• **Exercise objective**
Find the string "mořské" in the entries and copy each line that has it.

———

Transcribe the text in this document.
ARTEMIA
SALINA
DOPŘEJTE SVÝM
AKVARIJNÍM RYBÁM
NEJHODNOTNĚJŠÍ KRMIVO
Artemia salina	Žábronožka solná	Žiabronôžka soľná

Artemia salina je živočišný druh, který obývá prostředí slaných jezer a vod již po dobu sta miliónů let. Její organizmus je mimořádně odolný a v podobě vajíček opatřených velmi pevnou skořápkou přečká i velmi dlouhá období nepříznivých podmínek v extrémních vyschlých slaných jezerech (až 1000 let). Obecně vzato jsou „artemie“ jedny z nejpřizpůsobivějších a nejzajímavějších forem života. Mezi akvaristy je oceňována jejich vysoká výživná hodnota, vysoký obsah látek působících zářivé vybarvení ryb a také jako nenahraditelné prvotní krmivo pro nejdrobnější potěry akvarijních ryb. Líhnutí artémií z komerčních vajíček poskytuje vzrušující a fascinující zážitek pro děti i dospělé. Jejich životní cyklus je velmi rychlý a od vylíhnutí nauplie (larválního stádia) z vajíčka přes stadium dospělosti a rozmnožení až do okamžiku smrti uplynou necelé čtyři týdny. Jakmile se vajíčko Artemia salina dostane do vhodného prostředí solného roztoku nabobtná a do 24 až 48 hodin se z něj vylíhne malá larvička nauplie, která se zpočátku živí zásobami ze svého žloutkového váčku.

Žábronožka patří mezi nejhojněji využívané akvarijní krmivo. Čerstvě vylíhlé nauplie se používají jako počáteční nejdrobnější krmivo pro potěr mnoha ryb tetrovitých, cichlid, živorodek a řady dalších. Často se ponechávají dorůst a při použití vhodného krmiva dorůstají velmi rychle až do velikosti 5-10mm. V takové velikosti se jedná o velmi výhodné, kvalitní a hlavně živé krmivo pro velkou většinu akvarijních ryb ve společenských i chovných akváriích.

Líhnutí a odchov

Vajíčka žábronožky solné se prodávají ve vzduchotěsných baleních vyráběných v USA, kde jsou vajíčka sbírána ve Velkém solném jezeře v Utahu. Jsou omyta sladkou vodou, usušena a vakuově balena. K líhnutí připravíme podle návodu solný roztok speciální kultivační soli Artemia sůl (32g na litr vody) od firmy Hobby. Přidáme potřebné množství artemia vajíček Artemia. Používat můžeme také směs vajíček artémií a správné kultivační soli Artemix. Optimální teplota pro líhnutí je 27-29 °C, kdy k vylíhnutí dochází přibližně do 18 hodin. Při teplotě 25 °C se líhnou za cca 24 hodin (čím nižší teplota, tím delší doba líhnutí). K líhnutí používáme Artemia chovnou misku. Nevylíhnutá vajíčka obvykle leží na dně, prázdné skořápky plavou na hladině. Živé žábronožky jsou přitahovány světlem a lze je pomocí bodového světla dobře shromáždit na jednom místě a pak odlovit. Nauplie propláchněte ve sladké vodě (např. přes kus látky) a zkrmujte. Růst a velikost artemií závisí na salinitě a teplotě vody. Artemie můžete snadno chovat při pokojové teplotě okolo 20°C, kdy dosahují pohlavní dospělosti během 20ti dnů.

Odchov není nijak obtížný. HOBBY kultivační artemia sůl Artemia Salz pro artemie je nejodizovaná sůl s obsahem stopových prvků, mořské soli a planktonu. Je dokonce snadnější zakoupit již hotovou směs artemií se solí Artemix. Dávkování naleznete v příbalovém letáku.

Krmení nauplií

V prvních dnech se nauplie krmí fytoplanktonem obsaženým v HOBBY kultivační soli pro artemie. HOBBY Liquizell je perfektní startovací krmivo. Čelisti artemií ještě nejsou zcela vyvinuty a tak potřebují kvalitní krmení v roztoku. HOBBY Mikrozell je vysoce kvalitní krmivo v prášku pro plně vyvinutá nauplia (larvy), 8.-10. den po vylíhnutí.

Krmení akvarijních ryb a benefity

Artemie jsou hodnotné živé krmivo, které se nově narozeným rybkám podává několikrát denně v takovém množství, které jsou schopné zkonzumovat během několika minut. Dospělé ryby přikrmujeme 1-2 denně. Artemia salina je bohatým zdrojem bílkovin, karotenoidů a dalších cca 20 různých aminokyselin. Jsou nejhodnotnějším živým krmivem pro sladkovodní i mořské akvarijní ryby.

———

• **Completed task**
Odchov není nijak obtížný. HOBBY kultivační artemia sůl Artemia Salz pro artemie je nejodizovaná sůl s obsahem stopových prvků, mořské soli a planktonu. Je dokonce snadnější zakoupit již hotovou směs artemií se solí Artemix. Dávkování naleznete v příbalovém letáku.
Artemie jsou hodnotné živé krmivo, které se nově narozeným rybkám podává několikrát denně v takovém množství, které jsou schopné zkonzumovat během několika minut. Dospělé ryby přikrmujeme 1-2 denně. Artemia salina je bohatým zdrojem bílkovin, karotenoidů a dalších cca 20 různých aminokyselin. Jsou nejhodnotnějším živým krmivem pro sladkovodní i mořské akvarijní ryby.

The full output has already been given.